Word for word, print each line of the listing below; pictures stay out.

##### Extracted records

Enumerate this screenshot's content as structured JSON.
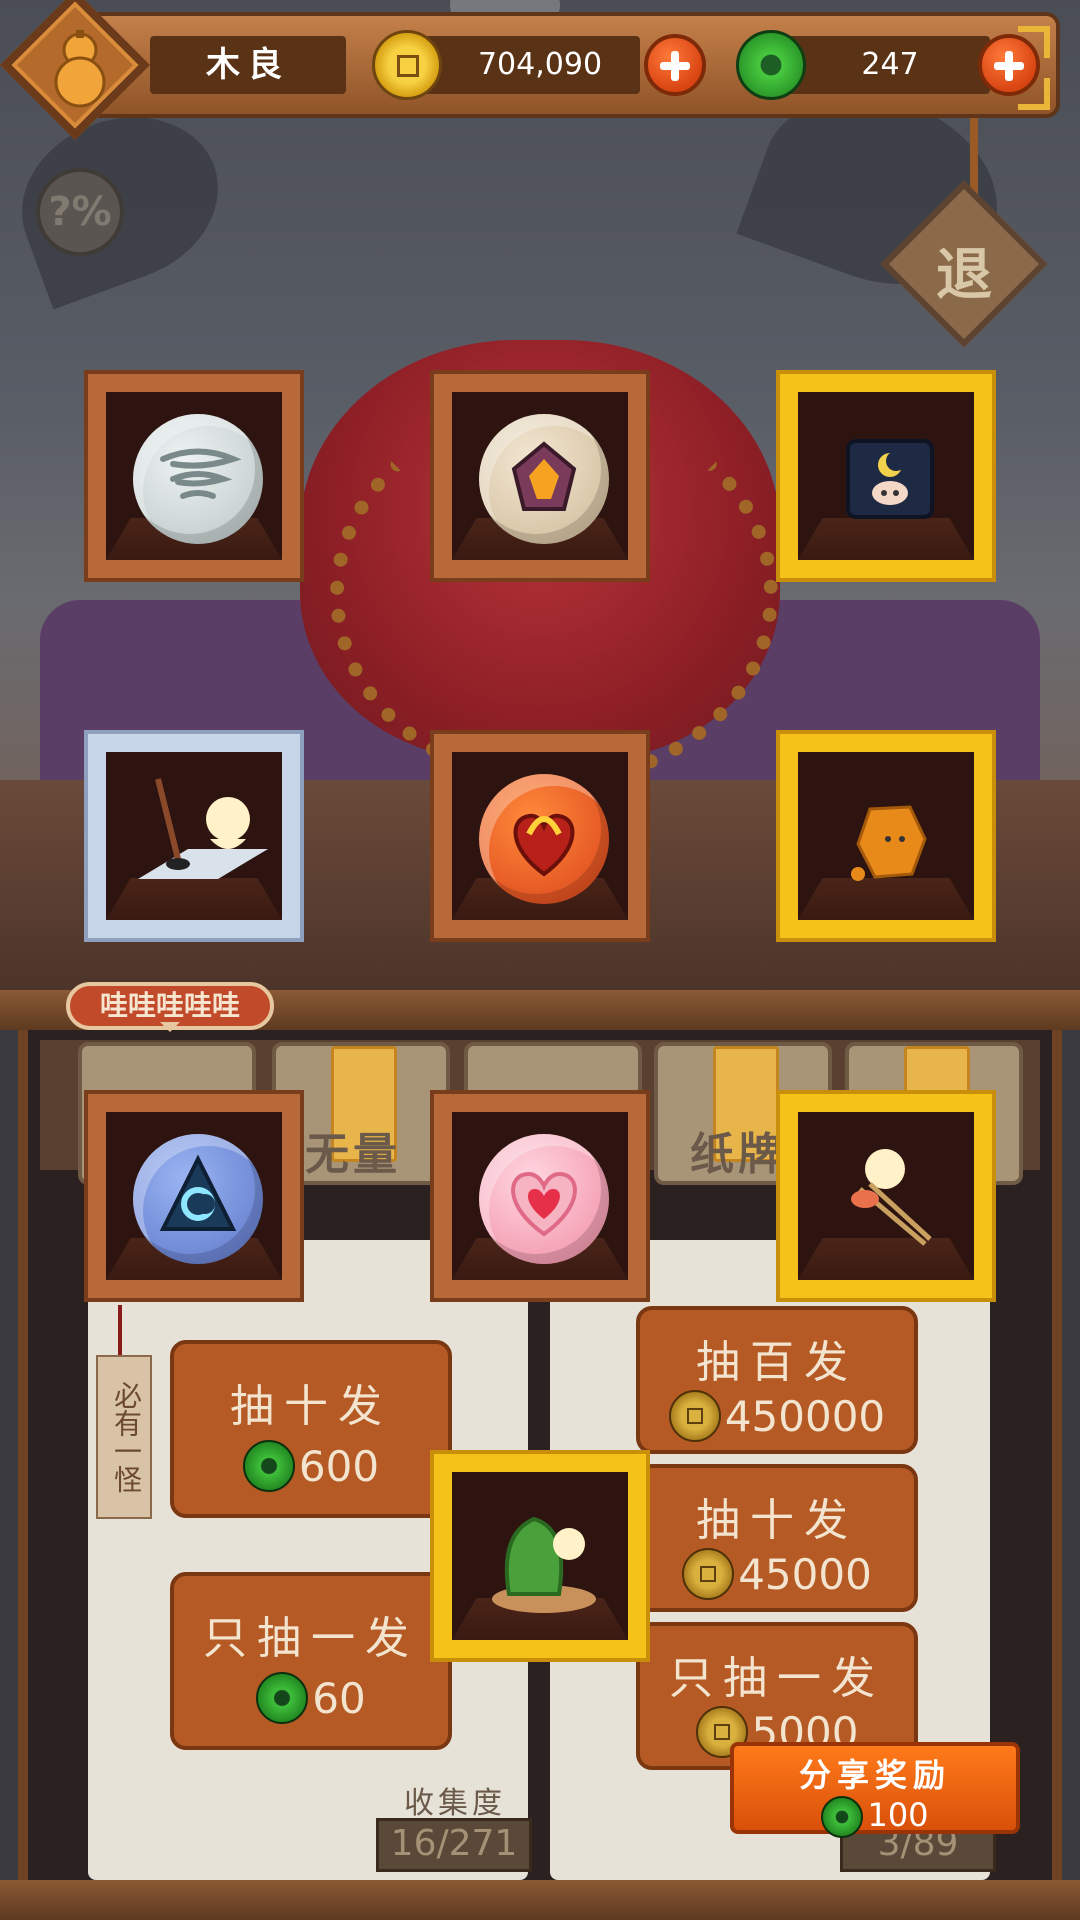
{
  "player": {
    "name": "木良",
    "gold": "704,090",
    "jade": "247"
  },
  "icons": {
    "avatar": "gourd-icon",
    "gold_currency": "copper-coin-icon",
    "jade_currency": "jade-coin-icon",
    "add": "plus-icon",
    "probability": "percent-icon",
    "exit": "exit-sign-icon"
  },
  "misc": {
    "probability_label": "?%",
    "exit_label": "退",
    "speech_bubble": "哇哇哇哇哇",
    "tag_label": "必有一怪"
  },
  "rewards": [
    {
      "rarity": "copper",
      "item": "tornado-orb"
    },
    {
      "rarity": "copper",
      "item": "fire-gem-orb"
    },
    {
      "rarity": "gold",
      "item": "moon-scroll"
    },
    {
      "rarity": "silver",
      "item": "ink-brush-spirit"
    },
    {
      "rarity": "copper",
      "item": "flame-heart-orb"
    },
    {
      "rarity": "gold",
      "item": "rock-sprite"
    },
    {
      "rarity": "copper",
      "item": "moon-rune-orb"
    },
    {
      "rarity": "copper",
      "item": "pink-heart-orb"
    },
    {
      "rarity": "gold",
      "item": "chopstick-spirit"
    },
    {
      "rarity": "gold",
      "item": "zongzi-spirit"
    }
  ],
  "shelf": {
    "label_1": "无量",
    "label_2": "纸牌"
  },
  "jade_shop": {
    "draw_ten": {
      "label": "抽十发",
      "price": "600"
    },
    "draw_one": {
      "label": "只抽一发",
      "price": "60"
    }
  },
  "gold_shop": {
    "draw_hundred": {
      "label": "抽百发",
      "price": "450000"
    },
    "draw_ten": {
      "label": "抽十发",
      "price": "45000"
    },
    "draw_one": {
      "label": "只抽一发",
      "price": "5000"
    }
  },
  "collection": {
    "label": "收集度",
    "left_count": "16/271",
    "right_count": "3/89"
  },
  "share": {
    "label": "分享奖励",
    "reward": "100"
  },
  "colors": {
    "copper_frame": "#b8693a",
    "gold_frame": "#f5c21a",
    "silver_frame": "#c8d6ea",
    "button_orange": "#b55a24",
    "share_orange": "#ff7a1a"
  }
}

##########

**Solution to this problem**
Enumerate this screenshot's content as structured JSON.
{
  "player": {
    "name": "木良",
    "gold": "704,090",
    "jade": "247"
  },
  "icons": {
    "avatar": "gourd-icon",
    "gold_currency": "copper-coin-icon",
    "jade_currency": "jade-coin-icon",
    "add": "plus-icon",
    "probability": "percent-icon",
    "exit": "exit-sign-icon"
  },
  "misc": {
    "probability_label": "?%",
    "exit_label": "退",
    "speech_bubble": "哇哇哇哇哇",
    "tag_label": "必有一怪"
  },
  "rewards": [
    {
      "rarity": "copper",
      "item": "tornado-orb"
    },
    {
      "rarity": "copper",
      "item": "fire-gem-orb"
    },
    {
      "rarity": "gold",
      "item": "moon-scroll"
    },
    {
      "rarity": "silver",
      "item": "ink-brush-spirit"
    },
    {
      "rarity": "copper",
      "item": "flame-heart-orb"
    },
    {
      "rarity": "gold",
      "item": "rock-sprite"
    },
    {
      "rarity": "copper",
      "item": "moon-rune-orb"
    },
    {
      "rarity": "copper",
      "item": "pink-heart-orb"
    },
    {
      "rarity": "gold",
      "item": "chopstick-spirit"
    },
    {
      "rarity": "gold",
      "item": "zongzi-spirit"
    }
  ],
  "shelf": {
    "label_1": "无量",
    "label_2": "纸牌"
  },
  "jade_shop": {
    "draw_ten": {
      "label": "抽十发",
      "price": "600"
    },
    "draw_one": {
      "label": "只抽一发",
      "price": "60"
    }
  },
  "gold_shop": {
    "draw_hundred": {
      "label": "抽百发",
      "price": "450000"
    },
    "draw_ten": {
      "label": "抽十发",
      "price": "45000"
    },
    "draw_one": {
      "label": "只抽一发",
      "price": "5000"
    }
  },
  "collection": {
    "label": "收集度",
    "left_count": "16/271",
    "right_count": "3/89"
  },
  "share": {
    "label": "分享奖励",
    "reward": "100"
  },
  "colors": {
    "copper_frame": "#b8693a",
    "gold_frame": "#f5c21a",
    "silver_frame": "#c8d6ea",
    "button_orange": "#b55a24",
    "share_orange": "#ff7a1a"
  }
}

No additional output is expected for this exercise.